> **Aim**
Without including any pictures, write out the listing below exactly.

▬▬▬▬▬▬

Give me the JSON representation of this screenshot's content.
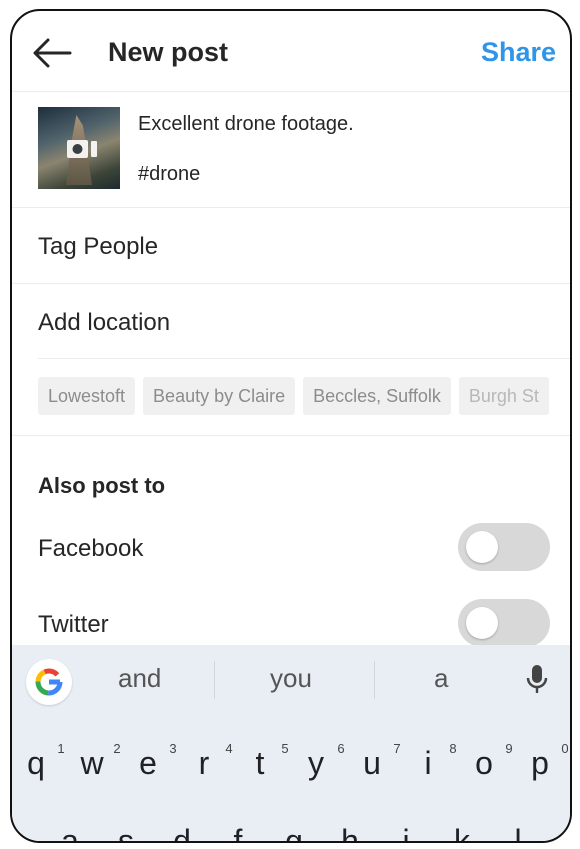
{
  "header": {
    "title": "New post",
    "share_label": "Share"
  },
  "post": {
    "caption": "Excellent drone footage.",
    "hashtag": "#drone"
  },
  "rows": {
    "tag_people": "Tag People",
    "add_location": "Add location"
  },
  "location_chips": [
    "Lowestoft",
    "Beauty by Claire",
    "Beccles, Suffolk",
    "Burgh St"
  ],
  "also_post": {
    "heading": "Also post to",
    "facebook_label": "Facebook",
    "facebook_on": false,
    "twitter_label": "Twitter",
    "twitter_on": false
  },
  "keyboard": {
    "suggestions": [
      "and",
      "you",
      "a"
    ],
    "row1": [
      "q",
      "w",
      "e",
      "r",
      "t",
      "y",
      "u",
      "i",
      "o",
      "p"
    ],
    "row1_numbers": [
      "1",
      "2",
      "3",
      "4",
      "5",
      "6",
      "7",
      "8",
      "9",
      "0"
    ],
    "row2": [
      "a",
      "s",
      "d",
      "f",
      "g",
      "h",
      "j",
      "k",
      "l"
    ]
  },
  "colors": {
    "accent": "#2f95e8",
    "toggle_off": "#d8d8d8",
    "keyboard_bg": "#e8eef4"
  }
}
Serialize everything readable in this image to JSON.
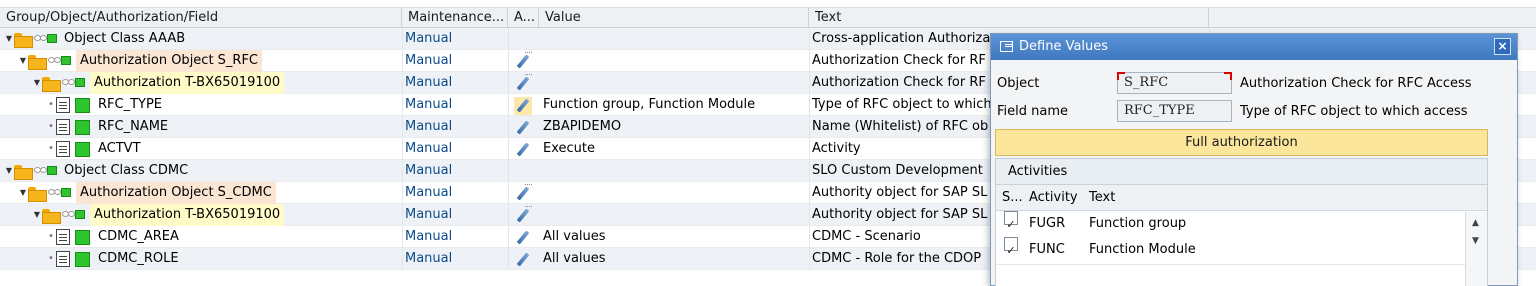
{
  "columns": {
    "name": "Group/Object/Authorization/Field",
    "maint": "Maintenance...",
    "a": "A...",
    "value": "Value",
    "text": "Text"
  },
  "rows": [
    {
      "indent": 0,
      "kind": "class",
      "name": "Object Class AAAB",
      "maint": "Manual",
      "icon": "none",
      "value": "",
      "text": "Cross-application Authoriza"
    },
    {
      "indent": 1,
      "kind": "object",
      "name": "Authorization Object S_RFC",
      "maint": "Manual",
      "icon": "pencil-faint",
      "value": "",
      "text": "Authorization Check for RF"
    },
    {
      "indent": 2,
      "kind": "auth",
      "name": "Authorization T-BX65019100",
      "maint": "Manual",
      "icon": "pencil-faint",
      "value": "",
      "text": "Authorization Check for RF"
    },
    {
      "indent": 3,
      "kind": "field",
      "name": "RFC_TYPE",
      "maint": "Manual",
      "icon": "pencil-hl",
      "value": "Function group, Function Module",
      "text": "Type of RFC object to which"
    },
    {
      "indent": 3,
      "kind": "field",
      "name": "RFC_NAME",
      "maint": "Manual",
      "icon": "pencil",
      "value": "ZBAPIDEMO",
      "text": "Name (Whitelist) of RFC ob"
    },
    {
      "indent": 3,
      "kind": "field",
      "name": "ACTVT",
      "maint": "Manual",
      "icon": "pencil",
      "value": "Execute",
      "text": "Activity"
    },
    {
      "indent": 0,
      "kind": "class",
      "name": "Object Class CDMC",
      "maint": "Manual",
      "icon": "none",
      "value": "",
      "text": "SLO Custom Development"
    },
    {
      "indent": 1,
      "kind": "object",
      "name": "Authorization Object S_CDMC",
      "maint": "Manual",
      "icon": "pencil-faint",
      "value": "",
      "text": "Authority object for SAP SL"
    },
    {
      "indent": 2,
      "kind": "auth",
      "name": "Authorization T-BX65019100",
      "maint": "Manual",
      "icon": "pencil-faint",
      "value": "",
      "text": "Authority object for SAP SL"
    },
    {
      "indent": 3,
      "kind": "field",
      "name": "CDMC_AREA",
      "maint": "Manual",
      "icon": "pencil",
      "value": "All values",
      "text": "CDMC - Scenario"
    },
    {
      "indent": 3,
      "kind": "field",
      "name": "CDMC_ROLE",
      "maint": "Manual",
      "icon": "pencil",
      "value": "All values",
      "text": "CDMC - Role for the CDOP"
    }
  ],
  "dialog": {
    "title": "Define Values",
    "close": "×",
    "object_label": "Object",
    "object_value": "S_RFC",
    "object_desc": "Authorization Check for RFC Access",
    "field_label": "Field name",
    "field_value": "RFC_TYPE",
    "field_desc": "Type of RFC object to which access",
    "full_auth": "Full authorization",
    "activities_title": "Activities",
    "act_headers": {
      "s": "S...",
      "activity": "Activity",
      "text": "Text"
    },
    "activities": [
      {
        "checked": "✓",
        "code": "FUGR",
        "text": "Function group"
      },
      {
        "checked": "✓",
        "code": "FUNC",
        "text": "Function Module"
      }
    ]
  },
  "colors": {
    "header_bg": "#eef1f4",
    "alt_row": "#eef2f6",
    "object_highlight": "#fbe6d3",
    "auth_highlight": "#fffbc8",
    "dialog_title": "#3f78c0",
    "full_auth_button": "#fbe69c"
  }
}
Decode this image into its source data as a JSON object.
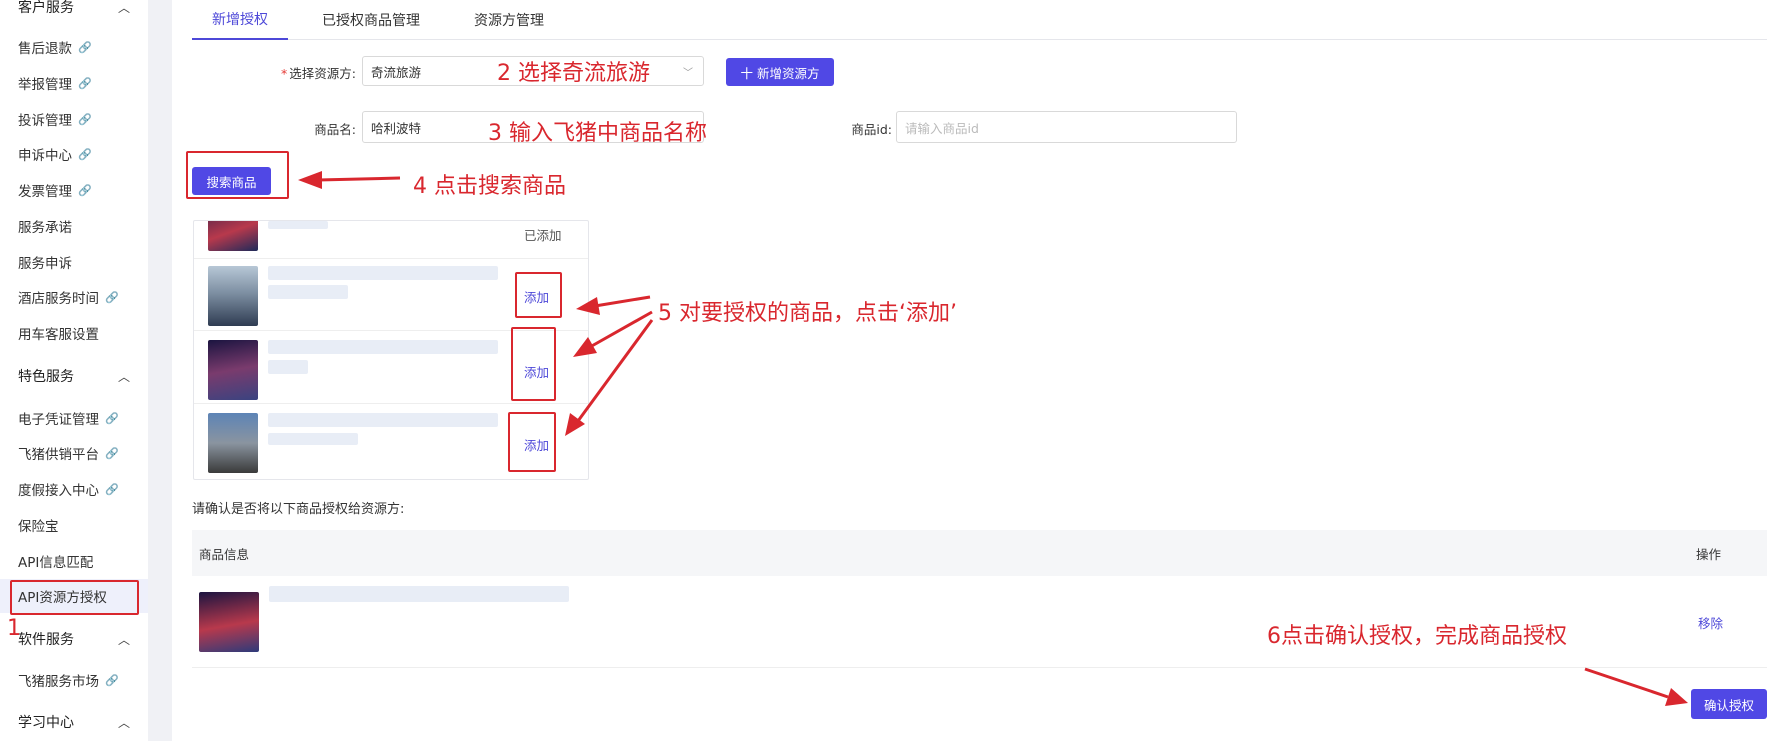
{
  "sidebar": {
    "sections": [
      {
        "label": "客户服务",
        "items": [
          {
            "label": "售后退款",
            "link": true
          },
          {
            "label": "举报管理",
            "link": true
          },
          {
            "label": "投诉管理",
            "link": true
          },
          {
            "label": "申诉中心",
            "link": true
          },
          {
            "label": "发票管理",
            "link": true
          },
          {
            "label": "服务承诺",
            "link": false
          },
          {
            "label": "服务申诉",
            "link": false
          },
          {
            "label": "酒店服务时间",
            "link": true
          },
          {
            "label": "用车客服设置",
            "link": false
          }
        ]
      },
      {
        "label": "特色服务",
        "items": [
          {
            "label": "电子凭证管理",
            "link": true
          },
          {
            "label": "飞猪供销平台",
            "link": true
          },
          {
            "label": "度假接入中心",
            "link": true
          },
          {
            "label": "保险宝",
            "link": false
          },
          {
            "label": "API信息匹配",
            "link": false
          },
          {
            "label": "API资源方授权",
            "link": false,
            "active": true
          }
        ]
      },
      {
        "label": "软件服务",
        "items": [
          {
            "label": "飞猪服务市场",
            "link": true
          }
        ]
      },
      {
        "label": "学习中心",
        "items": []
      }
    ],
    "link_icon": "🔗",
    "chevron_up": "^"
  },
  "tabs": [
    {
      "label": "新增授权",
      "active": true
    },
    {
      "label": "已授权商品管理",
      "active": false
    },
    {
      "label": "资源方管理",
      "active": false
    }
  ],
  "form": {
    "resource_label": "选择资源方:",
    "required_mark": "*",
    "resource_value": "奇流旅游",
    "add_resource_button": "十 新增资源方",
    "product_name_label": "商品名:",
    "product_name_value": "哈利波特",
    "product_id_label": "商品id:",
    "product_id_placeholder": "请输入商品id",
    "search_button": "搜索商品"
  },
  "results": {
    "added_label": "已添加",
    "add_label": "添加"
  },
  "confirm_prompt": "请确认是否将以下商品授权给资源方:",
  "table": {
    "col_info": "商品信息",
    "col_action": "操作",
    "remove_label": "移除"
  },
  "confirm_button": "确认授权",
  "annotations": {
    "step1": "1",
    "step2": "2 选择奇流旅游",
    "step3": "3 输入飞猪中商品名称",
    "step4": "4 点击搜索商品",
    "step5": "5 对要授权的商品，点击‘添加’",
    "step6": "6点击确认授权，完成商品授权"
  },
  "colors": {
    "accent": "#5048e5",
    "annotation_red": "#d9272e"
  }
}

▬▬▬▬▬▬

> **Answer to the task**
Give me the JSON representation of this screenshot's content.
{
  "header": {
    "title": "New post",
    "share_label": "Share"
  },
  "post": {
    "caption": "Excellent drone footage.",
    "hashtag": "#drone"
  },
  "rows": {
    "tag_people": "Tag People",
    "add_location": "Add location"
  },
  "location_chips": [
    "Lowestoft",
    "Beauty by Claire",
    "Beccles, Suffolk",
    "Burgh St"
  ],
  "also_post": {
    "heading": "Also post to",
    "facebook_label": "Facebook",
    "facebook_on": false,
    "twitter_label": "Twitter",
    "twitter_on": false
  },
  "keyboard": {
    "suggestions": [
      "and",
      "you",
      "a"
    ],
    "row1": [
      "q",
      "w",
      "e",
      "r",
      "t",
      "y",
      "u",
      "i",
      "o",
      "p"
    ],
    "row1_numbers": [
      "1",
      "2",
      "3",
      "4",
      "5",
      "6",
      "7",
      "8",
      "9",
      "0"
    ],
    "row2": [
      "a",
      "s",
      "d",
      "f",
      "g",
      "h",
      "j",
      "k",
      "l"
    ]
  },
  "colors": {
    "accent": "#2f95e8",
    "toggle_off": "#d8d8d8",
    "keyboard_bg": "#e8eef4"
  }
}
Serialize everything readable in this image to JSON.
{
  "columns": {
    "name": "Group/Object/Authorization/Field",
    "maint": "Maintenance...",
    "a": "A...",
    "value": "Value",
    "text": "Text"
  },
  "rows": [
    {
      "indent": 0,
      "kind": "class",
      "name": "Object Class AAAB",
      "maint": "Manual",
      "icon": "none",
      "value": "",
      "text": "Cross-application Authoriza"
    },
    {
      "indent": 1,
      "kind": "object",
      "name": "Authorization Object S_RFC",
      "maint": "Manual",
      "icon": "pencil-faint",
      "value": "",
      "text": "Authorization Check for RF"
    },
    {
      "indent": 2,
      "kind": "auth",
      "name": "Authorization T-BX65019100",
      "maint": "Manual",
      "icon": "pencil-faint",
      "value": "",
      "text": "Authorization Check for RF"
    },
    {
      "indent": 3,
      "kind": "field",
      "name": "RFC_TYPE",
      "maint": "Manual",
      "icon": "pencil-hl",
      "value": "Function group, Function Module",
      "text": "Type of RFC object to which"
    },
    {
      "indent": 3,
      "kind": "field",
      "name": "RFC_NAME",
      "maint": "Manual",
      "icon": "pencil",
      "value": "ZBAPIDEMO",
      "text": "Name (Whitelist) of RFC ob"
    },
    {
      "indent": 3,
      "kind": "field",
      "name": "ACTVT",
      "maint": "Manual",
      "icon": "pencil",
      "value": "Execute",
      "text": "Activity"
    },
    {
      "indent": 0,
      "kind": "class",
      "name": "Object Class CDMC",
      "maint": "Manual",
      "icon": "none",
      "value": "",
      "text": "SLO Custom Development"
    },
    {
      "indent": 1,
      "kind": "object",
      "name": "Authorization Object S_CDMC",
      "maint": "Manual",
      "icon": "pencil-faint",
      "value": "",
      "text": "Authority object for SAP SL"
    },
    {
      "indent": 2,
      "kind": "auth",
      "name": "Authorization T-BX65019100",
      "maint": "Manual",
      "icon": "pencil-faint",
      "value": "",
      "text": "Authority object for SAP SL"
    },
    {
      "indent": 3,
      "kind": "field",
      "name": "CDMC_AREA",
      "maint": "Manual",
      "icon": "pencil",
      "value": "All values",
      "text": "CDMC - Scenario"
    },
    {
      "indent": 3,
      "kind": "field",
      "name": "CDMC_ROLE",
      "maint": "Manual",
      "icon": "pencil",
      "value": "All values",
      "text": "CDMC - Role for the CDOP"
    }
  ],
  "dialog": {
    "title": "Define Values",
    "close": "×",
    "object_label": "Object",
    "object_value": "S_RFC",
    "object_desc": "Authorization Check for RFC Access",
    "field_label": "Field name",
    "field_value": "RFC_TYPE",
    "field_desc": "Type of RFC object to which access",
    "full_auth": "Full authorization",
    "activities_title": "Activities",
    "act_headers": {
      "s": "S...",
      "activity": "Activity",
      "text": "Text"
    },
    "activities": [
      {
        "checked": "✓",
        "code": "FUGR",
        "text": "Function group"
      },
      {
        "checked": "✓",
        "code": "FUNC",
        "text": "Function Module"
      }
    ]
  },
  "colors": {
    "header_bg": "#eef1f4",
    "alt_row": "#eef2f6",
    "object_highlight": "#fbe6d3",
    "auth_highlight": "#fffbc8",
    "dialog_title": "#3f78c0",
    "full_auth_button": "#fbe69c"
  }
}
Decode this image into its source data as a JSON object.
{
  "sidebar": {
    "sections": [
      {
        "label": "客户服务",
        "items": [
          {
            "label": "售后退款",
            "link": true
          },
          {
            "label": "举报管理",
            "link": true
          },
          {
            "label": "投诉管理",
            "link": true
          },
          {
            "label": "申诉中心",
            "link": true
          },
          {
            "label": "发票管理",
            "link": true
          },
          {
            "label": "服务承诺",
            "link": false
          },
          {
            "label": "服务申诉",
            "link": false
          },
          {
            "label": "酒店服务时间",
            "link": true
          },
          {
            "label": "用车客服设置",
            "link": false
          }
        ]
      },
      {
        "label": "特色服务",
        "items": [
          {
            "label": "电子凭证管理",
            "link": true
          },
          {
            "label": "飞猪供销平台",
            "link": true
          },
          {
            "label": "度假接入中心",
            "link": true
          },
          {
            "label": "保险宝",
            "link": false
          },
          {
            "label": "API信息匹配",
            "link": false
          },
          {
            "label": "API资源方授权",
            "link": false,
            "active": true
          }
        ]
      },
      {
        "label": "软件服务",
        "items": [
          {
            "label": "飞猪服务市场",
            "link": true
          }
        ]
      },
      {
        "label": "学习中心",
        "items": []
      }
    ],
    "link_icon": "🔗",
    "chevron_up": "^"
  },
  "tabs": [
    {
      "label": "新增授权",
      "active": true
    },
    {
      "label": "已授权商品管理",
      "active": false
    },
    {
      "label": "资源方管理",
      "active": false
    }
  ],
  "form": {
    "resource_label": "选择资源方:",
    "required_mark": "*",
    "resource_value": "奇流旅游",
    "add_resource_button": "十 新增资源方",
    "product_name_label": "商品名:",
    "product_name_value": "哈利波特",
    "product_id_label": "商品id:",
    "product_id_placeholder": "请输入商品id",
    "search_button": "搜索商品"
  },
  "results": {
    "added_label": "已添加",
    "add_label": "添加"
  },
  "confirm_prompt": "请确认是否将以下商品授权给资源方:",
  "table": {
    "col_info": "商品信息",
    "col_action": "操作",
    "remove_label": "移除"
  },
  "confirm_button": "确认授权",
  "annotations": {
    "step1": "1",
    "step2": "2 选择奇流旅游",
    "step3": "3 输入飞猪中商品名称",
    "step4": "4 点击搜索商品",
    "step5": "5 对要授权的商品，点击‘添加’",
    "step6": "6点击确认授权，完成商品授权"
  },
  "colors": {
    "accent": "#5048e5",
    "annotation_red": "#d9272e"
  }
}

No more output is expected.